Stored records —
········
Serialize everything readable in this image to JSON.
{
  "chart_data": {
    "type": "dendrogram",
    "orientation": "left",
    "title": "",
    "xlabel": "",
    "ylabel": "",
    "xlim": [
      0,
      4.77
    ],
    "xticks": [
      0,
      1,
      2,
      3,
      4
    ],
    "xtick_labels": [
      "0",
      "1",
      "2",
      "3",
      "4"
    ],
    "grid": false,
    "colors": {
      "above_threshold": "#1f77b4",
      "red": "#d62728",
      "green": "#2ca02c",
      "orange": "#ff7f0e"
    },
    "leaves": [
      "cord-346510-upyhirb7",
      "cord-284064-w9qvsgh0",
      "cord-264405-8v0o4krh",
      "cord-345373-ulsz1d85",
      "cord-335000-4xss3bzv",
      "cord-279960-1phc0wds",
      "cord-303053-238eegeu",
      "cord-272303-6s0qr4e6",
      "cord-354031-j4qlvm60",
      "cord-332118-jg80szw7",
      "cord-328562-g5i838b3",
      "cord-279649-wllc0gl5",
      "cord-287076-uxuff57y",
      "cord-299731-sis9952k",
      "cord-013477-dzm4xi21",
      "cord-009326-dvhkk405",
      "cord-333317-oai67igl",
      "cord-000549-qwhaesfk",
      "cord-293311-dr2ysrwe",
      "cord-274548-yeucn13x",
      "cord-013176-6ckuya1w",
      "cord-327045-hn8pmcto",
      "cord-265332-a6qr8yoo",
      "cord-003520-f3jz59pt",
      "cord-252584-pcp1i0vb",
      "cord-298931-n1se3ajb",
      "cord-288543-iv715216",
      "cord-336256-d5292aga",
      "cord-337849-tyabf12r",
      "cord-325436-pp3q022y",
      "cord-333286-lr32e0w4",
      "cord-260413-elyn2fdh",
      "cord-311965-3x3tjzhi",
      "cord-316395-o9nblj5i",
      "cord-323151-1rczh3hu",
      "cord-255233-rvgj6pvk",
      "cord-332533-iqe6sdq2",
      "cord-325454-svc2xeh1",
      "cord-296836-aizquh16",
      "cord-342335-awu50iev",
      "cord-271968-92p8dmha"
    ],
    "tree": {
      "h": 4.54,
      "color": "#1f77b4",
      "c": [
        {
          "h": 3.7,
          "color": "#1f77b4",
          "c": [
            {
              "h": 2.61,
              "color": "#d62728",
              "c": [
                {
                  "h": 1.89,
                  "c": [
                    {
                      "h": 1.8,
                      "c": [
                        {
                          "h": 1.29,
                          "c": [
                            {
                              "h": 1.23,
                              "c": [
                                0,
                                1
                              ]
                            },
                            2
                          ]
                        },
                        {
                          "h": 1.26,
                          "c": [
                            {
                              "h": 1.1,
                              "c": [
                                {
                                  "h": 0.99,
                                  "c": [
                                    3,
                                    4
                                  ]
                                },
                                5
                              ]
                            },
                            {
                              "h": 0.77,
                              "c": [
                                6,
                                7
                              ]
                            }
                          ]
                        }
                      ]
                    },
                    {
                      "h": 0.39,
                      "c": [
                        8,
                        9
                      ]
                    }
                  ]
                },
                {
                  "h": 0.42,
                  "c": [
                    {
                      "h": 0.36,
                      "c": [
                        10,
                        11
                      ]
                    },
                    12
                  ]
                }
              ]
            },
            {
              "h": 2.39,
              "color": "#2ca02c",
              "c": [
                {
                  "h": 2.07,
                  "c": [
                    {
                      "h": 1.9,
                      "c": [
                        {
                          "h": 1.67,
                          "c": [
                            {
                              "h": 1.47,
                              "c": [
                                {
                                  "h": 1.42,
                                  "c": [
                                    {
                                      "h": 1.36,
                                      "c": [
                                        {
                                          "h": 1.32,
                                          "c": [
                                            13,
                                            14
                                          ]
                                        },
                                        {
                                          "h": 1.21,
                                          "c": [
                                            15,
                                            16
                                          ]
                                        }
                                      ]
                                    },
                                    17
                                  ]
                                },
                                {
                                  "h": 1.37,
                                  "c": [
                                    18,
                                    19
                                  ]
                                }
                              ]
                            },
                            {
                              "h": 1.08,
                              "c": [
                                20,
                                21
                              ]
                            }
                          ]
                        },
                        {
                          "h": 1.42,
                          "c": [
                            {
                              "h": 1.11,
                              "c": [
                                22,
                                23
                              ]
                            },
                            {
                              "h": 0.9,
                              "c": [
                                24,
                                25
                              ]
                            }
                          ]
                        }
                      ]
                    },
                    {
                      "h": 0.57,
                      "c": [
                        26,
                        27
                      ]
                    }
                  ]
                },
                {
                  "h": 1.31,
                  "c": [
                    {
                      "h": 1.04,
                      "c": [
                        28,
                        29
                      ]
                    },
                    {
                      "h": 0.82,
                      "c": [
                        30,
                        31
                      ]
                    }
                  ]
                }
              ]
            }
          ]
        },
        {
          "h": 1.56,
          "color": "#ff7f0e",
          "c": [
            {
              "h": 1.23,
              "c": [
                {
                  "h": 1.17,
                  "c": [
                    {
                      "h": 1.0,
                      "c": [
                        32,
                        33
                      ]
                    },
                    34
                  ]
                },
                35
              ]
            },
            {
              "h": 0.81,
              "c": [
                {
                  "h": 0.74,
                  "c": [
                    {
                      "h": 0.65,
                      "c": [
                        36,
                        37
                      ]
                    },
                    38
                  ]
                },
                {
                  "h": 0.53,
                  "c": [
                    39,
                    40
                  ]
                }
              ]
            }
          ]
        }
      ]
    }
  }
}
········
Requirements —
Please repeat the material above, word for word and in full.

Exercise response —
Serialize everything readable in this image to JSON.
{
  "chart_data": {
    "type": "dendrogram",
    "orientation": "left",
    "title": "",
    "xlabel": "",
    "ylabel": "",
    "xlim": [
      0,
      4.77
    ],
    "xticks": [
      0,
      1,
      2,
      3,
      4
    ],
    "xtick_labels": [
      "0",
      "1",
      "2",
      "3",
      "4"
    ],
    "grid": false,
    "colors": {
      "above_threshold": "#1f77b4",
      "red": "#d62728",
      "green": "#2ca02c",
      "orange": "#ff7f0e"
    },
    "leaves": [
      "cord-346510-upyhirb7",
      "cord-284064-w9qvsgh0",
      "cord-264405-8v0o4krh",
      "cord-345373-ulsz1d85",
      "cord-335000-4xss3bzv",
      "cord-279960-1phc0wds",
      "cord-303053-238eegeu",
      "cord-272303-6s0qr4e6",
      "cord-354031-j4qlvm60",
      "cord-332118-jg80szw7",
      "cord-328562-g5i838b3",
      "cord-279649-wllc0gl5",
      "cord-287076-uxuff57y",
      "cord-299731-sis9952k",
      "cord-013477-dzm4xi21",
      "cord-009326-dvhkk405",
      "cord-333317-oai67igl",
      "cord-000549-qwhaesfk",
      "cord-293311-dr2ysrwe",
      "cord-274548-yeucn13x",
      "cord-013176-6ckuya1w",
      "cord-327045-hn8pmcto",
      "cord-265332-a6qr8yoo",
      "cord-003520-f3jz59pt",
      "cord-252584-pcp1i0vb",
      "cord-298931-n1se3ajb",
      "cord-288543-iv715216",
      "cord-336256-d5292aga",
      "cord-337849-tyabf12r",
      "cord-325436-pp3q022y",
      "cord-333286-lr32e0w4",
      "cord-260413-elyn2fdh",
      "cord-311965-3x3tjzhi",
      "cord-316395-o9nblj5i",
      "cord-323151-1rczh3hu",
      "cord-255233-rvgj6pvk",
      "cord-332533-iqe6sdq2",
      "cord-325454-svc2xeh1",
      "cord-296836-aizquh16",
      "cord-342335-awu50iev",
      "cord-271968-92p8dmha"
    ],
    "tree": {
      "h": 4.54,
      "color": "#1f77b4",
      "c": [
        {
          "h": 3.7,
          "color": "#1f77b4",
          "c": [
            {
              "h": 2.61,
              "color": "#d62728",
              "c": [
                {
                  "h": 1.89,
                  "c": [
                    {
                      "h": 1.8,
                      "c": [
                        {
                          "h": 1.29,
                          "c": [
                            {
                              "h": 1.23,
                              "c": [
                                0,
                                1
                              ]
                            },
                            2
                          ]
                        },
                        {
                          "h": 1.26,
                          "c": [
                            {
                              "h": 1.1,
                              "c": [
                                {
                                  "h": 0.99,
                                  "c": [
                                    3,
                                    4
                                  ]
                                },
                                5
                              ]
                            },
                            {
                              "h": 0.77,
                              "c": [
                                6,
                                7
                              ]
                            }
                          ]
                        }
                      ]
                    },
                    {
                      "h": 0.39,
                      "c": [
                        8,
                        9
                      ]
                    }
                  ]
                },
                {
                  "h": 0.42,
                  "c": [
                    {
                      "h": 0.36,
                      "c": [
                        10,
                        11
                      ]
                    },
                    12
                  ]
                }
              ]
            },
            {
              "h": 2.39,
              "color": "#2ca02c",
              "c": [
                {
                  "h": 2.07,
                  "c": [
                    {
                      "h": 1.9,
                      "c": [
                        {
                          "h": 1.67,
                          "c": [
                            {
                              "h": 1.47,
                              "c": [
                                {
                                  "h": 1.42,
                                  "c": [
                                    {
                                      "h": 1.36,
                                      "c": [
                                        {
                                          "h": 1.32,
                                          "c": [
                                            13,
                                            14
                                          ]
                                        },
                                        {
                                          "h": 1.21,
                                          "c": [
                                            15,
                                            16
                                          ]
                                        }
                                      ]
                                    },
                                    17
                                  ]
                                },
                                {
                                  "h": 1.37,
                                  "c": [
                                    18,
                                    19
                                  ]
                                }
                              ]
                            },
                            {
                              "h": 1.08,
                              "c": [
                                20,
                                21
                              ]
                            }
                          ]
                        },
                        {
                          "h": 1.42,
                          "c": [
                            {
                              "h": 1.11,
                              "c": [
                                22,
                                23
                              ]
                            },
                            {
                              "h": 0.9,
                              "c": [
                                24,
                                25
                              ]
                            }
                          ]
                        }
                      ]
                    },
                    {
                      "h": 0.57,
                      "c": [
                        26,
                        27
                      ]
                    }
                  ]
                },
                {
                  "h": 1.31,
                  "c": [
                    {
                      "h": 1.04,
                      "c": [
                        28,
                        29
                      ]
                    },
                    {
                      "h": 0.82,
                      "c": [
                        30,
                        31
                      ]
                    }
                  ]
                }
              ]
            }
          ]
        },
        {
          "h": 1.56,
          "color": "#ff7f0e",
          "c": [
            {
              "h": 1.23,
              "c": [
                {
                  "h": 1.17,
                  "c": [
                    {
                      "h": 1.0,
                      "c": [
                        32,
                        33
                      ]
                    },
                    34
                  ]
                },
                35
              ]
            },
            {
              "h": 0.81,
              "c": [
                {
                  "h": 0.74,
                  "c": [
                    {
                      "h": 0.65,
                      "c": [
                        36,
                        37
                      ]
                    },
                    38
                  ]
                },
                {
                  "h": 0.53,
                  "c": [
                    39,
                    40
                  ]
                }
              ]
            }
          ]
        }
      ]
    }
  }
}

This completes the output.